Your task: Type every record exactly as it appears.

Given records:
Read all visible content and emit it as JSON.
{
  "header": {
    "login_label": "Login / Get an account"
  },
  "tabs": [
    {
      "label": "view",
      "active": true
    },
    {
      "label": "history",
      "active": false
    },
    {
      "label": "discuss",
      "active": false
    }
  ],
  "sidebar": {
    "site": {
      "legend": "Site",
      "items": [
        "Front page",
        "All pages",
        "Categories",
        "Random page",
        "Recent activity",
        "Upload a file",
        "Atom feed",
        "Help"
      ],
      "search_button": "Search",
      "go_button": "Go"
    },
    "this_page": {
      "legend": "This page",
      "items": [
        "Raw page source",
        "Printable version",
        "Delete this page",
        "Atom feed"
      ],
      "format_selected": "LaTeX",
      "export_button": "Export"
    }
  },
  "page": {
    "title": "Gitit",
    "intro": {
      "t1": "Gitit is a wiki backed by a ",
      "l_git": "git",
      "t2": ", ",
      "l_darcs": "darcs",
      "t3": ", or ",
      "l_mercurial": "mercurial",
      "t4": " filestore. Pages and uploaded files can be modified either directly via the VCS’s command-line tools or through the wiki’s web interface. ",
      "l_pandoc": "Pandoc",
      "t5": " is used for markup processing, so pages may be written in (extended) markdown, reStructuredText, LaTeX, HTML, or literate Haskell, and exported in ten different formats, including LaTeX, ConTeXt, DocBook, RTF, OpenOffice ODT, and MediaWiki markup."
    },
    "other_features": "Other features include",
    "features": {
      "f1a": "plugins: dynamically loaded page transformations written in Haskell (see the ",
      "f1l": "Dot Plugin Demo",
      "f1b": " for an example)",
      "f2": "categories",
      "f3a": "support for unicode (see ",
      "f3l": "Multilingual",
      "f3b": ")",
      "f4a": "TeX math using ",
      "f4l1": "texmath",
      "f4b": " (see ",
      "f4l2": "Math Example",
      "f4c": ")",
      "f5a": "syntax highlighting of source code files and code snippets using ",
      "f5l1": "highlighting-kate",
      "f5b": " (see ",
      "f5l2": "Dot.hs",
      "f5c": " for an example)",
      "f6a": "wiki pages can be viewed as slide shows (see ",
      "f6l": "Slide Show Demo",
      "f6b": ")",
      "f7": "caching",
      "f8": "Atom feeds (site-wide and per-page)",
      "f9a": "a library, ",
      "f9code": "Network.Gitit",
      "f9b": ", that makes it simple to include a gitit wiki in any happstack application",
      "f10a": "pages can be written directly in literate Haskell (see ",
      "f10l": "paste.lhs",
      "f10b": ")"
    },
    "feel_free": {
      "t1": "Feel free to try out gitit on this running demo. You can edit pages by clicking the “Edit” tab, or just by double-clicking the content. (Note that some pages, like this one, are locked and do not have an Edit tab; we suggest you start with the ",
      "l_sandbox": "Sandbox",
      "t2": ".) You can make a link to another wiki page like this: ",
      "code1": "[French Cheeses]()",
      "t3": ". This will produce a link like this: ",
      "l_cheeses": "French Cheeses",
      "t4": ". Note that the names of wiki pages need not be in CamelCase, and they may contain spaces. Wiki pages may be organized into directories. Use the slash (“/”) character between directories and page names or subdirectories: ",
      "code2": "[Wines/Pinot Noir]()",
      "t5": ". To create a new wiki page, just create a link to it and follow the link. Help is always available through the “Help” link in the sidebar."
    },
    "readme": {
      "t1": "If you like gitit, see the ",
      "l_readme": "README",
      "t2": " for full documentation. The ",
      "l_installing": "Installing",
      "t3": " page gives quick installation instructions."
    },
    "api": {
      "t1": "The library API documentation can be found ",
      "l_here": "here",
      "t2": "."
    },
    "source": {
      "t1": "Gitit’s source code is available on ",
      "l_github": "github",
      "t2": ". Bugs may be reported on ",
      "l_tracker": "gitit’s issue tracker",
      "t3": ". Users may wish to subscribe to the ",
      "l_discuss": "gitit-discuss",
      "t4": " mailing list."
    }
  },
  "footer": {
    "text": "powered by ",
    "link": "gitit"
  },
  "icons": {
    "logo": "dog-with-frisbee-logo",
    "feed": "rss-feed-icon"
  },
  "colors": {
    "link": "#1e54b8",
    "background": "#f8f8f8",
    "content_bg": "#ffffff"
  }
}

Final result:
Read all visible content and emit it as JSON.
{
  "header": {
    "login_label": "Login / Get an account"
  },
  "tabs": [
    {
      "label": "view",
      "active": true
    },
    {
      "label": "history",
      "active": false
    },
    {
      "label": "discuss",
      "active": false
    }
  ],
  "sidebar": {
    "site": {
      "legend": "Site",
      "items": [
        "Front page",
        "All pages",
        "Categories",
        "Random page",
        "Recent activity",
        "Upload a file",
        "Atom feed",
        "Help"
      ],
      "search_button": "Search",
      "go_button": "Go"
    },
    "this_page": {
      "legend": "This page",
      "items": [
        "Raw page source",
        "Printable version",
        "Delete this page",
        "Atom feed"
      ],
      "format_selected": "LaTeX",
      "export_button": "Export"
    }
  },
  "page": {
    "title": "Gitit",
    "intro": {
      "t1": "Gitit is a wiki backed by a ",
      "l_git": "git",
      "t2": ", ",
      "l_darcs": "darcs",
      "t3": ", or ",
      "l_mercurial": "mercurial",
      "t4": " filestore. Pages and uploaded files can be modified either directly via the VCS’s command-line tools or through the wiki’s web interface. ",
      "l_pandoc": "Pandoc",
      "t5": " is used for markup processing, so pages may be written in (extended) markdown, reStructuredText, LaTeX, HTML, or literate Haskell, and exported in ten different formats, including LaTeX, ConTeXt, DocBook, RTF, OpenOffice ODT, and MediaWiki markup."
    },
    "other_features": "Other features include",
    "features": {
      "f1a": "plugins: dynamically loaded page transformations written in Haskell (see the ",
      "f1l": "Dot Plugin Demo",
      "f1b": " for an example)",
      "f2": "categories",
      "f3a": "support for unicode (see ",
      "f3l": "Multilingual",
      "f3b": ")",
      "f4a": "TeX math using ",
      "f4l1": "texmath",
      "f4b": " (see ",
      "f4l2": "Math Example",
      "f4c": ")",
      "f5a": "syntax highlighting of source code files and code snippets using ",
      "f5l1": "highlighting-kate",
      "f5b": " (see ",
      "f5l2": "Dot.hs",
      "f5c": " for an example)",
      "f6a": "wiki pages can be viewed as slide shows (see ",
      "f6l": "Slide Show Demo",
      "f6b": ")",
      "f7": "caching",
      "f8": "Atom feeds (site-wide and per-page)",
      "f9a": "a library, ",
      "f9code": "Network.Gitit",
      "f9b": ", that makes it simple to include a gitit wiki in any happstack application",
      "f10a": "pages can be written directly in literate Haskell (see ",
      "f10l": "paste.lhs",
      "f10b": ")"
    },
    "feel_free": {
      "t1": "Feel free to try out gitit on this running demo. You can edit pages by clicking the “Edit” tab, or just by double-clicking the content. (Note that some pages, like this one, are locked and do not have an Edit tab; we suggest you start with the ",
      "l_sandbox": "Sandbox",
      "t2": ".) You can make a link to another wiki page like this: ",
      "code1": "[French Cheeses]()",
      "t3": ". This will produce a link like this: ",
      "l_cheeses": "French Cheeses",
      "t4": ". Note that the names of wiki pages need not be in CamelCase, and they may contain spaces. Wiki pages may be organized into directories. Use the slash (“/”) character between directories and page names or subdirectories: ",
      "code2": "[Wines/Pinot Noir]()",
      "t5": ". To create a new wiki page, just create a link to it and follow the link. Help is always available through the “Help” link in the sidebar."
    },
    "readme": {
      "t1": "If you like gitit, see the ",
      "l_readme": "README",
      "t2": " for full documentation. The ",
      "l_installing": "Installing",
      "t3": " page gives quick installation instructions."
    },
    "api": {
      "t1": "The library API documentation can be found ",
      "l_here": "here",
      "t2": "."
    },
    "source": {
      "t1": "Gitit’s source code is available on ",
      "l_github": "github",
      "t2": ". Bugs may be reported on ",
      "l_tracker": "gitit’s issue tracker",
      "t3": ". Users may wish to subscribe to the ",
      "l_discuss": "gitit-discuss",
      "t4": " mailing list."
    }
  },
  "footer": {
    "text": "powered by ",
    "link": "gitit"
  },
  "icons": {
    "logo": "dog-with-frisbee-logo",
    "feed": "rss-feed-icon"
  },
  "colors": {
    "link": "#1e54b8",
    "background": "#f8f8f8",
    "content_bg": "#ffffff"
  }
}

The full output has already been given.